● WHAT YOU NEED TO DO
Skip the pictures. Repeat everything else in the records word for word.

** START OF WORKING DATA **

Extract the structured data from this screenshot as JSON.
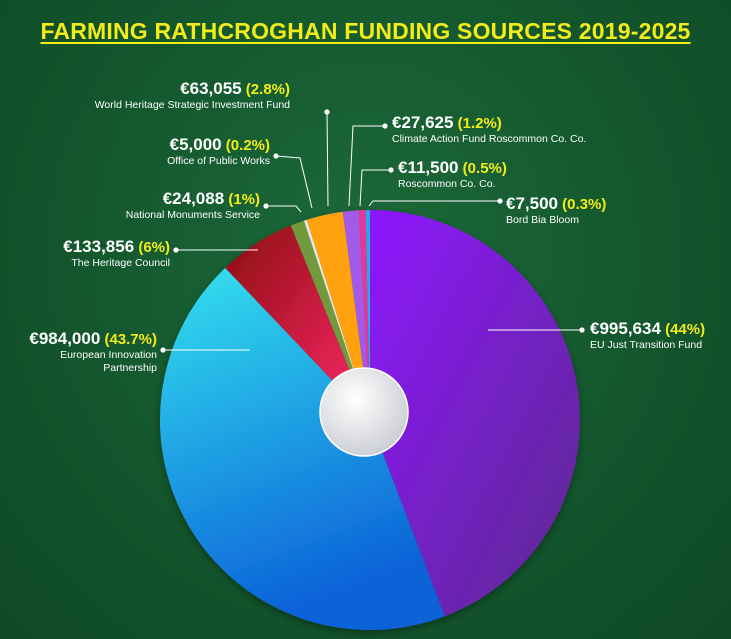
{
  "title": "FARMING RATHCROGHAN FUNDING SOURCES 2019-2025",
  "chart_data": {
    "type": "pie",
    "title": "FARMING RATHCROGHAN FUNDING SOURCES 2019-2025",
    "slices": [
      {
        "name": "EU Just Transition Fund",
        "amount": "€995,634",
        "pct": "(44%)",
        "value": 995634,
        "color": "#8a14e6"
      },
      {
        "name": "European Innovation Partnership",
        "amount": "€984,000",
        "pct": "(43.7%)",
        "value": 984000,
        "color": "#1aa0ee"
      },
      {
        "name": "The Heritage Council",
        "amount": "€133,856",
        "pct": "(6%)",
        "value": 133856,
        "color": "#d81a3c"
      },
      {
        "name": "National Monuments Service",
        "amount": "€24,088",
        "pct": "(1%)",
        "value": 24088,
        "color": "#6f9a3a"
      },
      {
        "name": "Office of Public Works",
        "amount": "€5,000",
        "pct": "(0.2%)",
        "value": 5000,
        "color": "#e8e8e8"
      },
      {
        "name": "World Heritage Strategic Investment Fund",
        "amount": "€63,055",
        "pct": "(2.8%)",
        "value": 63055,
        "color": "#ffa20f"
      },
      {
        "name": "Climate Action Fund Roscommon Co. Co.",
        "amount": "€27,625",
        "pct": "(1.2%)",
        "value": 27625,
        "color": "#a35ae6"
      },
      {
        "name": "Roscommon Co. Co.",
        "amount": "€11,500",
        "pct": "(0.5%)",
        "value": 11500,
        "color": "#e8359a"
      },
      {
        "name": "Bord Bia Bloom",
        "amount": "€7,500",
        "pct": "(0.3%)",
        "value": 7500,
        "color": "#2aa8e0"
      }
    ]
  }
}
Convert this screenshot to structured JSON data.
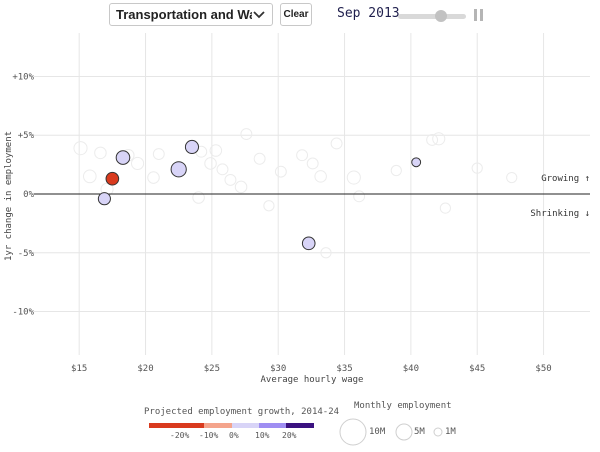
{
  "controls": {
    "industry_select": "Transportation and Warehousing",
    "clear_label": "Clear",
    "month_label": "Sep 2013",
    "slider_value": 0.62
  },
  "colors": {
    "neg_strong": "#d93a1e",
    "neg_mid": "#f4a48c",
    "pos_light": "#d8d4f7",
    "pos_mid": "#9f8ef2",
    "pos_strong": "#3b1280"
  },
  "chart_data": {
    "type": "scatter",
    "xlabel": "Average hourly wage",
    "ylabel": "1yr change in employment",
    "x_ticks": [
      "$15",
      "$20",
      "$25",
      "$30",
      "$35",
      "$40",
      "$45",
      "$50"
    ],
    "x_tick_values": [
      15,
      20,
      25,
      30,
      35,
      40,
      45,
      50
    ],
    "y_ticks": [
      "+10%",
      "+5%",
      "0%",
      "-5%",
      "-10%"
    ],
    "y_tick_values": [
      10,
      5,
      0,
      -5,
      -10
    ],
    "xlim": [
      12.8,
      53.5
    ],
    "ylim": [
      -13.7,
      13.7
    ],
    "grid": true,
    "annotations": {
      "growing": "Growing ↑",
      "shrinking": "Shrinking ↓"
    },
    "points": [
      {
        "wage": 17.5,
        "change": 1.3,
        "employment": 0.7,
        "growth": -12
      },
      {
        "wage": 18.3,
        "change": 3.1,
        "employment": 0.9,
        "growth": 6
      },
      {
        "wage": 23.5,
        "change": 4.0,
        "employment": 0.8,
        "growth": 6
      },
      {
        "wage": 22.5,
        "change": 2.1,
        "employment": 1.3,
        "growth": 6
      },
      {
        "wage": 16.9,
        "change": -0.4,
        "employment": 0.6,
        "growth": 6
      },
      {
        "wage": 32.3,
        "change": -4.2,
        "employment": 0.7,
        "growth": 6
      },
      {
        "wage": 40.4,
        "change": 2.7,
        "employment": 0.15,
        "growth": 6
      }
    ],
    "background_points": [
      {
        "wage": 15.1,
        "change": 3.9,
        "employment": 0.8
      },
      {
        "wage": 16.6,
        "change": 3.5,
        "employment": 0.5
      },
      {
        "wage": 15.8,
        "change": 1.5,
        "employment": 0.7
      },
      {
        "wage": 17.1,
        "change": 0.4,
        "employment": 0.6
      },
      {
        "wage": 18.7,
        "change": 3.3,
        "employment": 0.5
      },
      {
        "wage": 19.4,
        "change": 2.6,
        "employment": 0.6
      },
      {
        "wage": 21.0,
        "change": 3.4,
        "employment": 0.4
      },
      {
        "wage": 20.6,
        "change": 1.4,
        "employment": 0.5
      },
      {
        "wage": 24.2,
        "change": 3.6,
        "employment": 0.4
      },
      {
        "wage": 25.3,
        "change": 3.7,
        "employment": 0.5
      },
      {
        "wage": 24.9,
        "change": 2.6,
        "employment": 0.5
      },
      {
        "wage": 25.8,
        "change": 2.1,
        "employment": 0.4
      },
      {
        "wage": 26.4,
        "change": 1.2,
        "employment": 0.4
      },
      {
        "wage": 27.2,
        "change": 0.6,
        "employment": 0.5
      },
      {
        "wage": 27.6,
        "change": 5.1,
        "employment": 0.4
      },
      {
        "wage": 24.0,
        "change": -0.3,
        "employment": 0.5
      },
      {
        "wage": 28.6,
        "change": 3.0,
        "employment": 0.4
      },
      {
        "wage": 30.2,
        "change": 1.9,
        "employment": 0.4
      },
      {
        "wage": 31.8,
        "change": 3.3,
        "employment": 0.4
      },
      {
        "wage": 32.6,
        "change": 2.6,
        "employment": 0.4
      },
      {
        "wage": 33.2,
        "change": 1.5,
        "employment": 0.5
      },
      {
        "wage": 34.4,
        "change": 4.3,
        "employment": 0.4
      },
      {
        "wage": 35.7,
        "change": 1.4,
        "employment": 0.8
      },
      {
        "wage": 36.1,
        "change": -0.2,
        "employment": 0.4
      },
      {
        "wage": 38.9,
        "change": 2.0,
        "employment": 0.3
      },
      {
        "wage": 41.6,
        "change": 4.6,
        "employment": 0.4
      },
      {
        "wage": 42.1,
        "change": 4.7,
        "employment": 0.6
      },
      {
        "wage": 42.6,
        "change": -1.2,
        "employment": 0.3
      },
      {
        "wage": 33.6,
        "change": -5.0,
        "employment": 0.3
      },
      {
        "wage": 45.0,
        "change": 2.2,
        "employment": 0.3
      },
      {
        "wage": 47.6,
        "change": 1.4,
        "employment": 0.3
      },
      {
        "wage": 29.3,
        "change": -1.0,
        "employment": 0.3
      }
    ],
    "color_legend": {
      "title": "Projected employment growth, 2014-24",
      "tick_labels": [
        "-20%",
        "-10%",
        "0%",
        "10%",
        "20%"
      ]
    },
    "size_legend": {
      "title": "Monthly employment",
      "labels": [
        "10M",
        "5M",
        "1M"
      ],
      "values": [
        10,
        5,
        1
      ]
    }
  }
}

** END OF WORKING DATA **

● SOLUTION TO THIS PROBLEM
Extract the structured data from this screenshot as JSON.
{
  "title": "FARMING RATHCROGHAN FUNDING SOURCES 2019-2025",
  "chart_data": {
    "type": "pie",
    "title": "FARMING RATHCROGHAN FUNDING SOURCES 2019-2025",
    "slices": [
      {
        "name": "EU Just Transition Fund",
        "amount": "€995,634",
        "pct": "(44%)",
        "value": 995634,
        "color": "#8a14e6"
      },
      {
        "name": "European Innovation Partnership",
        "amount": "€984,000",
        "pct": "(43.7%)",
        "value": 984000,
        "color": "#1aa0ee"
      },
      {
        "name": "The Heritage Council",
        "amount": "€133,856",
        "pct": "(6%)",
        "value": 133856,
        "color": "#d81a3c"
      },
      {
        "name": "National Monuments Service",
        "amount": "€24,088",
        "pct": "(1%)",
        "value": 24088,
        "color": "#6f9a3a"
      },
      {
        "name": "Office of Public Works",
        "amount": "€5,000",
        "pct": "(0.2%)",
        "value": 5000,
        "color": "#e8e8e8"
      },
      {
        "name": "World Heritage Strategic Investment Fund",
        "amount": "€63,055",
        "pct": "(2.8%)",
        "value": 63055,
        "color": "#ffa20f"
      },
      {
        "name": "Climate Action Fund Roscommon Co. Co.",
        "amount": "€27,625",
        "pct": "(1.2%)",
        "value": 27625,
        "color": "#a35ae6"
      },
      {
        "name": "Roscommon Co. Co.",
        "amount": "€11,500",
        "pct": "(0.5%)",
        "value": 11500,
        "color": "#e8359a"
      },
      {
        "name": "Bord Bia Bloom",
        "amount": "€7,500",
        "pct": "(0.3%)",
        "value": 7500,
        "color": "#2aa8e0"
      }
    ]
  }
}
Convert this screenshot to structured JSON data.
{
  "controls": {
    "industry_select": "Transportation and Warehousing",
    "clear_label": "Clear",
    "month_label": "Sep 2013",
    "slider_value": 0.62
  },
  "colors": {
    "neg_strong": "#d93a1e",
    "neg_mid": "#f4a48c",
    "pos_light": "#d8d4f7",
    "pos_mid": "#9f8ef2",
    "pos_strong": "#3b1280"
  },
  "chart_data": {
    "type": "scatter",
    "xlabel": "Average hourly wage",
    "ylabel": "1yr change in employment",
    "x_ticks": [
      "$15",
      "$20",
      "$25",
      "$30",
      "$35",
      "$40",
      "$45",
      "$50"
    ],
    "x_tick_values": [
      15,
      20,
      25,
      30,
      35,
      40,
      45,
      50
    ],
    "y_ticks": [
      "+10%",
      "+5%",
      "0%",
      "-5%",
      "-10%"
    ],
    "y_tick_values": [
      10,
      5,
      0,
      -5,
      -10
    ],
    "xlim": [
      12.8,
      53.5
    ],
    "ylim": [
      -13.7,
      13.7
    ],
    "grid": true,
    "annotations": {
      "growing": "Growing ↑",
      "shrinking": "Shrinking ↓"
    },
    "points": [
      {
        "wage": 17.5,
        "change": 1.3,
        "employment": 0.7,
        "growth": -12
      },
      {
        "wage": 18.3,
        "change": 3.1,
        "employment": 0.9,
        "growth": 6
      },
      {
        "wage": 23.5,
        "change": 4.0,
        "employment": 0.8,
        "growth": 6
      },
      {
        "wage": 22.5,
        "change": 2.1,
        "employment": 1.3,
        "growth": 6
      },
      {
        "wage": 16.9,
        "change": -0.4,
        "employment": 0.6,
        "growth": 6
      },
      {
        "wage": 32.3,
        "change": -4.2,
        "employment": 0.7,
        "growth": 6
      },
      {
        "wage": 40.4,
        "change": 2.7,
        "employment": 0.15,
        "growth": 6
      }
    ],
    "background_points": [
      {
        "wage": 15.1,
        "change": 3.9,
        "employment": 0.8
      },
      {
        "wage": 16.6,
        "change": 3.5,
        "employment": 0.5
      },
      {
        "wage": 15.8,
        "change": 1.5,
        "employment": 0.7
      },
      {
        "wage": 17.1,
        "change": 0.4,
        "employment": 0.6
      },
      {
        "wage": 18.7,
        "change": 3.3,
        "employment": 0.5
      },
      {
        "wage": 19.4,
        "change": 2.6,
        "employment": 0.6
      },
      {
        "wage": 21.0,
        "change": 3.4,
        "employment": 0.4
      },
      {
        "wage": 20.6,
        "change": 1.4,
        "employment": 0.5
      },
      {
        "wage": 24.2,
        "change": 3.6,
        "employment": 0.4
      },
      {
        "wage": 25.3,
        "change": 3.7,
        "employment": 0.5
      },
      {
        "wage": 24.9,
        "change": 2.6,
        "employment": 0.5
      },
      {
        "wage": 25.8,
        "change": 2.1,
        "employment": 0.4
      },
      {
        "wage": 26.4,
        "change": 1.2,
        "employment": 0.4
      },
      {
        "wage": 27.2,
        "change": 0.6,
        "employment": 0.5
      },
      {
        "wage": 27.6,
        "change": 5.1,
        "employment": 0.4
      },
      {
        "wage": 24.0,
        "change": -0.3,
        "employment": 0.5
      },
      {
        "wage": 28.6,
        "change": 3.0,
        "employment": 0.4
      },
      {
        "wage": 30.2,
        "change": 1.9,
        "employment": 0.4
      },
      {
        "wage": 31.8,
        "change": 3.3,
        "employment": 0.4
      },
      {
        "wage": 32.6,
        "change": 2.6,
        "employment": 0.4
      },
      {
        "wage": 33.2,
        "change": 1.5,
        "employment": 0.5
      },
      {
        "wage": 34.4,
        "change": 4.3,
        "employment": 0.4
      },
      {
        "wage": 35.7,
        "change": 1.4,
        "employment": 0.8
      },
      {
        "wage": 36.1,
        "change": -0.2,
        "employment": 0.4
      },
      {
        "wage": 38.9,
        "change": 2.0,
        "employment": 0.3
      },
      {
        "wage": 41.6,
        "change": 4.6,
        "employment": 0.4
      },
      {
        "wage": 42.1,
        "change": 4.7,
        "employment": 0.6
      },
      {
        "wage": 42.6,
        "change": -1.2,
        "employment": 0.3
      },
      {
        "wage": 33.6,
        "change": -5.0,
        "employment": 0.3
      },
      {
        "wage": 45.0,
        "change": 2.2,
        "employment": 0.3
      },
      {
        "wage": 47.6,
        "change": 1.4,
        "employment": 0.3
      },
      {
        "wage": 29.3,
        "change": -1.0,
        "employment": 0.3
      }
    ],
    "color_legend": {
      "title": "Projected employment growth, 2014-24",
      "tick_labels": [
        "-20%",
        "-10%",
        "0%",
        "10%",
        "20%"
      ]
    },
    "size_legend": {
      "title": "Monthly employment",
      "labels": [
        "10M",
        "5M",
        "1M"
      ],
      "values": [
        10,
        5,
        1
      ]
    }
  }
}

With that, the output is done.